■ Requirement A
According to the complaint case notes, which company operated Petrol Station A?
■ Requirement B
Quote the complaint case notes word for word, between "標題: Petrol station" and "to follow up.", inclusive.

■ Excerpted text
Complaint Case Notes

編號: 0092/2015/IP

標題: Petrol station staff recorded customers’ license plate number on credit card receipts

立案原因: Report


    An individual informed the Office for Personal Data Protection (GPDP) that Petrol Station A, without informing its customers, asked its staff to record customers’ license plate number on credit card receipts.  He believed that it was an excessive collection of personal data and therefore asked the GPDP to follow up. 


    Under Article 4(1)(1) and 3(1) of the Personal Data Protection Act (PDPA), the data processing of the current case should be subject to this Law. 
  GPDP’s investigation revealed that Company B was the operator of Petrol Station A.  To avoid fraudulent credit card transactions, its staff was requested to ask the customers to include their license plate number onto the credit card receipt, Company B explained.  If a customer forgets to do so, the staff would record such information.  This revealed that Company B decides and controls the purposes for which and the manner in which the concerned personal data are processed.  Under Article 4(1)(5) of the PDPA, Company B should be the data controller.

■ Excerpted data
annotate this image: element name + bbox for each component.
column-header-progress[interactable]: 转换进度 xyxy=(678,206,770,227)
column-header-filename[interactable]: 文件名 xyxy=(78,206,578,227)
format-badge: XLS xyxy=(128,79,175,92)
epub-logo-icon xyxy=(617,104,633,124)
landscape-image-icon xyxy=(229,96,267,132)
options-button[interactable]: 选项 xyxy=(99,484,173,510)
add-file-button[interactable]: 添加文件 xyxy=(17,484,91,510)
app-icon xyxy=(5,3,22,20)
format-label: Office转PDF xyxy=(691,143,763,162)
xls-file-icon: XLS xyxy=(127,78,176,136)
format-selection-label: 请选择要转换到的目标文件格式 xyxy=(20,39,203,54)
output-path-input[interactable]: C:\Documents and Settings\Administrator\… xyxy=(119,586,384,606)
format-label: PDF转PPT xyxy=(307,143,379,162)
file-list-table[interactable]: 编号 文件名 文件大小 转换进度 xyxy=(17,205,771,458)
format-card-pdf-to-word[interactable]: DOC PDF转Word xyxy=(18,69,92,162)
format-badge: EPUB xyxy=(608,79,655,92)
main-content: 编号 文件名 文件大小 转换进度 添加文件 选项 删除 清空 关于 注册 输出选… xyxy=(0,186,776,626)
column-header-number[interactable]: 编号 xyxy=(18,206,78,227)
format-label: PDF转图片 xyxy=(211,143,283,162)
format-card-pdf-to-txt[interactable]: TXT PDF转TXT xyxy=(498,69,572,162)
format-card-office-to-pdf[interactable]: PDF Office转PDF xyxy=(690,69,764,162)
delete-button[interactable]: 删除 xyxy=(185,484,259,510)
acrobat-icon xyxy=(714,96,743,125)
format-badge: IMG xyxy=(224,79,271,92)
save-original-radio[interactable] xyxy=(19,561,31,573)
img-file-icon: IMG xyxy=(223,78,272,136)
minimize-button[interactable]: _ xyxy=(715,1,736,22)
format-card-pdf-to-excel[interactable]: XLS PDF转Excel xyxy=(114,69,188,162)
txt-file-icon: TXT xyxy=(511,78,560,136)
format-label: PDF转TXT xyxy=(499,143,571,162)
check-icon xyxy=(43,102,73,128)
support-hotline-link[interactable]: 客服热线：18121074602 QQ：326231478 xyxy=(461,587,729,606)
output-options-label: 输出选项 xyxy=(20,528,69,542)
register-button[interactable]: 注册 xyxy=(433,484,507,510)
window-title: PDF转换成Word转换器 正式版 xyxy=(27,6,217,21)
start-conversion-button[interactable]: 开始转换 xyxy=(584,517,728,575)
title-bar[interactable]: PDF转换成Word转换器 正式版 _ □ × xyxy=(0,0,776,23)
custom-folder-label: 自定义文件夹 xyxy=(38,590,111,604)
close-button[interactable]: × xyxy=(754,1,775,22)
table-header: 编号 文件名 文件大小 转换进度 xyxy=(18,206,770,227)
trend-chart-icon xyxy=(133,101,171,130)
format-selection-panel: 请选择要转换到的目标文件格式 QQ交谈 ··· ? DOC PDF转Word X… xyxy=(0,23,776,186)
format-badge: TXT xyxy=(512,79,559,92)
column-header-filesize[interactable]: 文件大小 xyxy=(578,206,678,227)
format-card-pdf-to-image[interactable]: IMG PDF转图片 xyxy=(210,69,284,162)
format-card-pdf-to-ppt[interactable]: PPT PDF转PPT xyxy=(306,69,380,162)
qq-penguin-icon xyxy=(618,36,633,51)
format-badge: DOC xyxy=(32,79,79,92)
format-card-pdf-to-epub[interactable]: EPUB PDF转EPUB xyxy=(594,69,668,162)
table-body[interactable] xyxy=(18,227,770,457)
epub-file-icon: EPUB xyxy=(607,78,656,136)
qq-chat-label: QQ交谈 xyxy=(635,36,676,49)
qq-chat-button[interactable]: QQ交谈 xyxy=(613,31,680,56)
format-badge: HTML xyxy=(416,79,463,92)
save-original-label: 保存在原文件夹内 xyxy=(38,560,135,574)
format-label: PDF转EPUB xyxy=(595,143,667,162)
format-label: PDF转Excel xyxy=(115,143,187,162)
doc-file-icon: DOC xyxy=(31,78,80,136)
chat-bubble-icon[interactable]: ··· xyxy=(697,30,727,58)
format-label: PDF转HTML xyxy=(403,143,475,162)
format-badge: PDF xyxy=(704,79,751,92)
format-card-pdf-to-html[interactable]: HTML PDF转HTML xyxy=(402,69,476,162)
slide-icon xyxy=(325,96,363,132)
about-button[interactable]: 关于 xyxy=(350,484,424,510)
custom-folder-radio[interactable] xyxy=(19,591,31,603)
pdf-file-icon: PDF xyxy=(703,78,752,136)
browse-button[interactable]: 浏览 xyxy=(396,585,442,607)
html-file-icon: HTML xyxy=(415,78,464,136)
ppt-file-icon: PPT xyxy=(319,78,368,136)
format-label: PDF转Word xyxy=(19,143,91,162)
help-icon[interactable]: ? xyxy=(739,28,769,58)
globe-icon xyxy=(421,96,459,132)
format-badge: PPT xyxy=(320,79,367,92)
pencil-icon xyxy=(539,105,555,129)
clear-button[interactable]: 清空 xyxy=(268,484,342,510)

■ Problem solution A
Company B

■ Problem solution B
標題: Petrol station staff recorded customers’ license plate number on credit card receipts

立案原因: Report


    An individual informed the Office for Personal Data Protection (GPDP) that Petrol Station A, without informing its customers, asked its staff to record customers’ license plate number on credit card receipts.  He believed that it was an excessive collection of personal data and therefore asked the GPDP to follow up.